Stored data:
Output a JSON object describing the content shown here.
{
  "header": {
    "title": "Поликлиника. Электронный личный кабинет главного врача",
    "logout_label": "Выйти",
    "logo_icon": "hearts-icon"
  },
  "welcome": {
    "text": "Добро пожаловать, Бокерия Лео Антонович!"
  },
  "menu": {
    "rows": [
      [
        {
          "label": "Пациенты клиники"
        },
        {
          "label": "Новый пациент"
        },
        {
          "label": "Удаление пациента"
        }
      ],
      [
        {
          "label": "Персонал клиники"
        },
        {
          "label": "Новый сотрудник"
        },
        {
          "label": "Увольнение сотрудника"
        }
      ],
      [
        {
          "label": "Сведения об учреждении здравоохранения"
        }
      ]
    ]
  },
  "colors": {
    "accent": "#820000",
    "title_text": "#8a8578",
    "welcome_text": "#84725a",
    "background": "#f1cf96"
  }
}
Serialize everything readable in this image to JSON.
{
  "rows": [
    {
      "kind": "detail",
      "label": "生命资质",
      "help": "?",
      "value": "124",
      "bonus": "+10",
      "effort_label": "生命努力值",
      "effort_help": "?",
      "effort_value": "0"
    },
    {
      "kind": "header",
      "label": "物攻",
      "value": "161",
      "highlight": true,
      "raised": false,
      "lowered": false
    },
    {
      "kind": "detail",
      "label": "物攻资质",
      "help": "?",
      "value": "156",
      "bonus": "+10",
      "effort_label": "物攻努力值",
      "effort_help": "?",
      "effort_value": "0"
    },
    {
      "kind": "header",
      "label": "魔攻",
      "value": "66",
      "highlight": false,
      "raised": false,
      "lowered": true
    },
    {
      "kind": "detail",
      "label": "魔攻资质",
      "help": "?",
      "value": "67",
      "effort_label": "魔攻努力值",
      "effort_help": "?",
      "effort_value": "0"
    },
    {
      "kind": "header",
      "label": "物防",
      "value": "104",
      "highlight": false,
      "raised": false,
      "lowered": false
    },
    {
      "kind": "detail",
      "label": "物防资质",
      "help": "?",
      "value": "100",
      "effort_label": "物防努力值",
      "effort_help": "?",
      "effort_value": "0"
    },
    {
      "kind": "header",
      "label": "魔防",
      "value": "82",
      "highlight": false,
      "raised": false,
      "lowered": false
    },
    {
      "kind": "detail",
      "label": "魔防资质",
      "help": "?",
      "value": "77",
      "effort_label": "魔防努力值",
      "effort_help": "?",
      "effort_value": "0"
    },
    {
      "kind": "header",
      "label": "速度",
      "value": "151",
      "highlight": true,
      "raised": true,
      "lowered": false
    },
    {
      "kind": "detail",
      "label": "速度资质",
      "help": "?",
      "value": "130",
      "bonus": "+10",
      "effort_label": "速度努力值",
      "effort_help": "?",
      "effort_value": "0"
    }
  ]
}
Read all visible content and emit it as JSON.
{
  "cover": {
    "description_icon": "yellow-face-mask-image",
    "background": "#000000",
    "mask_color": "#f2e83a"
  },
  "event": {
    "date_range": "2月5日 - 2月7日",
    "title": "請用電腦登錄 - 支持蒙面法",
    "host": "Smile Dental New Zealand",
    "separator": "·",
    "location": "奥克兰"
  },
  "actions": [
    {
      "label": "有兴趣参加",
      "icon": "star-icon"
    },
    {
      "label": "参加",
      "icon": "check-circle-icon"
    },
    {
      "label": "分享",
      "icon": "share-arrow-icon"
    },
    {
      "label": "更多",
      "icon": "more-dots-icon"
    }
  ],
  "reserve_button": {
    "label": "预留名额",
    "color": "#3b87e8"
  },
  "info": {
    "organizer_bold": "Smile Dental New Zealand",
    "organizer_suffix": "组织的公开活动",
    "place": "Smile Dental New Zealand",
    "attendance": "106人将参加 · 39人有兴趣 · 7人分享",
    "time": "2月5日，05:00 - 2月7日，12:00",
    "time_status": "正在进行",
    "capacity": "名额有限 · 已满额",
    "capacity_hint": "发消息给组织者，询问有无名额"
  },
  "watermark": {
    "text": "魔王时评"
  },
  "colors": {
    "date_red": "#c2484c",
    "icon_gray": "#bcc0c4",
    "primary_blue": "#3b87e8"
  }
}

DIRECTIONS FOR THIS TASK >> Reproduce the material exactly, with every line intact.

RESULT OF THIS TASK >>
Output a JSON object describing the content shown here.
{
  "header": {
    "title": "Поликлиника. Электронный личный кабинет главного врача",
    "logout_label": "Выйти",
    "logo_icon": "hearts-icon"
  },
  "welcome": {
    "text": "Добро пожаловать, Бокерия Лео Антонович!"
  },
  "menu": {
    "rows": [
      [
        {
          "label": "Пациенты клиники"
        },
        {
          "label": "Новый пациент"
        },
        {
          "label": "Удаление пациента"
        }
      ],
      [
        {
          "label": "Персонал клиники"
        },
        {
          "label": "Новый сотрудник"
        },
        {
          "label": "Увольнение сотрудника"
        }
      ],
      [
        {
          "label": "Сведения об учреждении здравоохранения"
        }
      ]
    ]
  },
  "colors": {
    "accent": "#820000",
    "title_text": "#8a8578",
    "welcome_text": "#84725a",
    "background": "#f1cf96"
  }
}
Serialize everything readable in this image to JSON.
{
  "rows": [
    {
      "kind": "detail",
      "label": "生命资质",
      "help": "?",
      "value": "124",
      "bonus": "+10",
      "effort_label": "生命努力值",
      "effort_help": "?",
      "effort_value": "0"
    },
    {
      "kind": "header",
      "label": "物攻",
      "value": "161",
      "highlight": true,
      "raised": false,
      "lowered": false
    },
    {
      "kind": "detail",
      "label": "物攻资质",
      "help": "?",
      "value": "156",
      "bonus": "+10",
      "effort_label": "物攻努力值",
      "effort_help": "?",
      "effort_value": "0"
    },
    {
      "kind": "header",
      "label": "魔攻",
      "value": "66",
      "highlight": false,
      "raised": false,
      "lowered": true
    },
    {
      "kind": "detail",
      "label": "魔攻资质",
      "help": "?",
      "value": "67",
      "effort_label": "魔攻努力值",
      "effort_help": "?",
      "effort_value": "0"
    },
    {
      "kind": "header",
      "label": "物防",
      "value": "104",
      "highlight": false,
      "raised": false,
      "lowered": false
    },
    {
      "kind": "detail",
      "label": "物防资质",
      "help": "?",
      "value": "100",
      "effort_label": "物防努力值",
      "effort_help": "?",
      "effort_value": "0"
    },
    {
      "kind": "header",
      "label": "魔防",
      "value": "82",
      "highlight": false,
      "raised": false,
      "lowered": false
    },
    {
      "kind": "detail",
      "label": "魔防资质",
      "help": "?",
      "value": "77",
      "effort_label": "魔防努力值",
      "effort_help": "?",
      "effort_value": "0"
    },
    {
      "kind": "header",
      "label": "速度",
      "value": "151",
      "highlight": true,
      "raised": true,
      "lowered": false
    },
    {
      "kind": "detail",
      "label": "速度资质",
      "help": "?",
      "value": "130",
      "bonus": "+10",
      "effort_label": "速度努力值",
      "effort_help": "?",
      "effort_value": "0"
    }
  ]
}
Read all visible content and emit it as JSON.
{
  "cover": {
    "description_icon": "yellow-face-mask-image",
    "background": "#000000",
    "mask_color": "#f2e83a"
  },
  "event": {
    "date_range": "2月5日 - 2月7日",
    "title": "請用電腦登錄 - 支持蒙面法",
    "host": "Smile Dental New Zealand",
    "separator": "·",
    "location": "奥克兰"
  },
  "actions": [
    {
      "label": "有兴趣参加",
      "icon": "star-icon"
    },
    {
      "label": "参加",
      "icon": "check-circle-icon"
    },
    {
      "label": "分享",
      "icon": "share-arrow-icon"
    },
    {
      "label": "更多",
      "icon": "more-dots-icon"
    }
  ],
  "reserve_button": {
    "label": "预留名额",
    "color": "#3b87e8"
  },
  "info": {
    "organizer_bold": "Smile Dental New Zealand",
    "organizer_suffix": "组织的公开活动",
    "place": "Smile Dental New Zealand",
    "attendance": "106人将参加 · 39人有兴趣 · 7人分享",
    "time": "2月5日，05:00 - 2月7日，12:00",
    "time_status": "正在进行",
    "capacity": "名额有限 · 已满额",
    "capacity_hint": "发消息给组织者，询问有无名额"
  },
  "watermark": {
    "text": "魔王时评"
  },
  "colors": {
    "date_red": "#c2484c",
    "icon_gray": "#bcc0c4",
    "primary_blue": "#3b87e8"
  }
}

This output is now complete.